• [What this task involves]:
Repeat the lines below exactly as they appear, but leave out the images.

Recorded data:
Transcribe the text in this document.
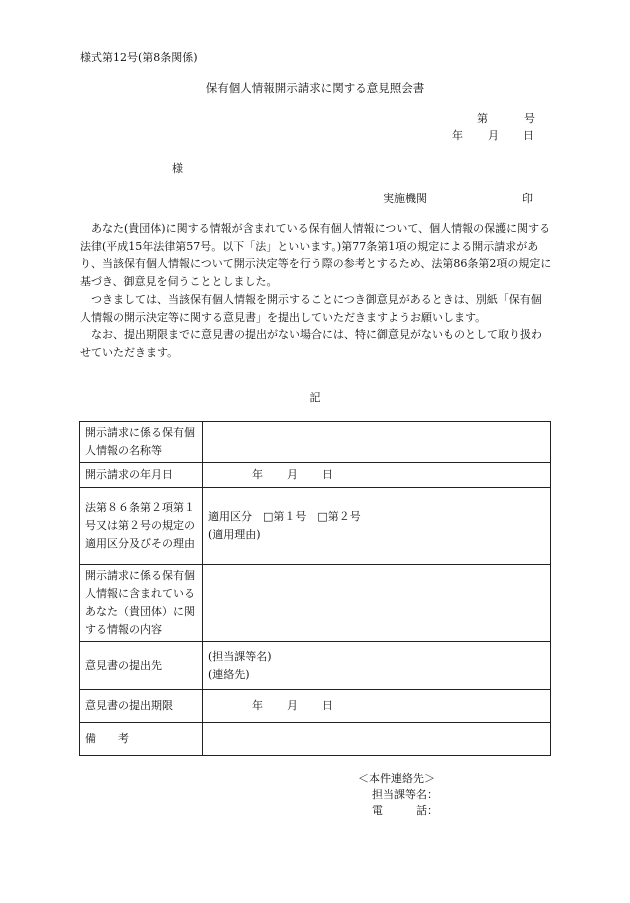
様式第12号(第8条関係)
保有個人情報開示請求に関する意見照会書
第	号
年 月 日
様
実施機関	印

あなた(貴団体)に関する情報が含まれている保有個人情報について、個人情報の保護に関する法律(平成15年法律第57号。以下「法」といいます。)第77条第1項の規定による開示請求があり、当該保有個人情報について開示決定等を行う際の参考とするため、法第86条第2項の規定に基づき、御意見を伺うこととしました。

つきましては、当該保有個人情報を開示することにつき御意見があるときは、別紙「保有個人情報の開示決定等に関する意見書」を提出していただきますようお願いします。

なお、提出期限までに意見書の提出がない場合には、特に御意見がないものとして取り扱わせていただきます。

記
開示請求に係る保有個人情報の名称等	
開示請求の年月日	年 月 日
法第８６条第２項第１号又は第２号の規定の適用区分及びその理由	適用区分　 □第１号　 □第２号
(適用理由)

開示請求に係る保有個人情報に含まれているあなた（貴団体）に関する情報の内容	
意見書の提出先	(担当課等名)
(連絡先)

意見書の提出期限	年 月 日
備　　考	
＜本件連絡先＞
担当課等名：
電　　　話：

• [Correct result]:
Transcribe the text in this document.
様式第12号(第8条関係)
保有個人情報開示請求に関する意見照会書
第	号
年 月 日
様
実施機関	印

あなた(貴団体)に関する情報が含まれている保有個人情報について、個人情報の保護に関する法律(平成15年法律第57号。以下「法」といいます。)第77条第1項の規定による開示請求があり、当該保有個人情報について開示決定等を行う際の参考とするため、法第86条第2項の規定に基づき、御意見を伺うこととしました。

つきましては、当該保有個人情報を開示することにつき御意見があるときは、別紙「保有個人情報の開示決定等に関する意見書」を提出していただきますようお願いします。

なお、提出期限までに意見書の提出がない場合には、特に御意見がないものとして取り扱わせていただきます。

記
開示請求に係る保有個人情報の名称等	
開示請求の年月日	年 月 日
法第８６条第２項第１号又は第２号の規定の適用区分及びその理由	適用区分　 □第１号　 □第２号
(適用理由)

開示請求に係る保有個人情報に含まれているあなた（貴団体）に関する情報の内容	
意見書の提出先	(担当課等名)
(連絡先)

意見書の提出期限	年 月 日
備　　考	
＜本件連絡先＞
担当課等名：
電　　　話：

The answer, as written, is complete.